◆ The tasks
• a. From the sentence about his old classmates diving into life, list the things the Lovecraft passage says he did during that time.
• b. According to the Lovecraft passage, about how long did the lethargy that began in 1908 last?
• c. Output the stretch of the Lovecraft passage from "Now, here is" through "forms of realism." without any changes.

◆ Source passage
Life is painful and disappointing. It is useless, therefore,
to write new, realistic novels. We generally know where we
stand in relation to reality and don't care to know any
more. Humanity, such as it is, inspires only an attenuated
curiosity in us. All those prodigiously refined notations,
situations, anecdotes . . . All they do, once a book has
been set aside, is reinforce the slight revulsion that is
already adequately nourished by any one of our "real life" days.

Now, here is Howard Phillips Lovecraft (1890-1937): "I am so
beastly tired of mankind and the world that nothing can
interest me unless it contains a couple of murders on each
page or deals with the horrors unnameable and unaccountable
that leer down from the external universes." We need a
supreme antidote against all forms of realism.

* * *

Those who love life do not read. Nor do they go to the
movies, actually. No matter what might be said, access to
the artistic universe is more or less entirely the preserve
of those who are a little fed up with the world.

As for Lovecraft, he was more than a little fed up. In 1908
at the age of 18, he suffered what has been described as a
"nervous breakdown" and plummeted into a lethargy that
lasted about 10 years. At the age when his old classmates
were hurriedly turning their backs on childhood and diving
into life as into some marvellous, uncensored adventure, he
cloistered himself at home, speaking only to his mother,
refusing to get up all day, wandering about in a dressing
gown all night.

What's more, he wasn't even writing.

◆ Dataset content
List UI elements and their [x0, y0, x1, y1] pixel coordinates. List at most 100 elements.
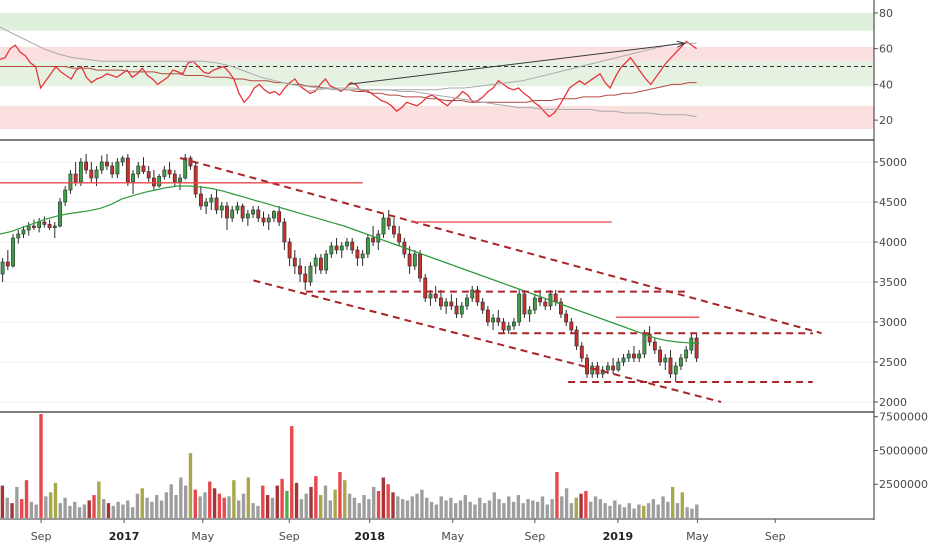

◆ Expected responses
• a.
- Cloistered himself at home
- Spoke only to his mother
- Refused to get up all day
- Wandered about in a dressing gown all night

• b. About 10 years.

• c.
Now, here is Howard Phillips Lovecraft (1890-1937): "I am so
beastly tired of mankind and the world that nothing can
interest me unless it contains a couple of murders on each
page or deals with the horrors unnameable and unaccountable
that leer down from the external universes." We need a
supreme antidote against all forms of realism.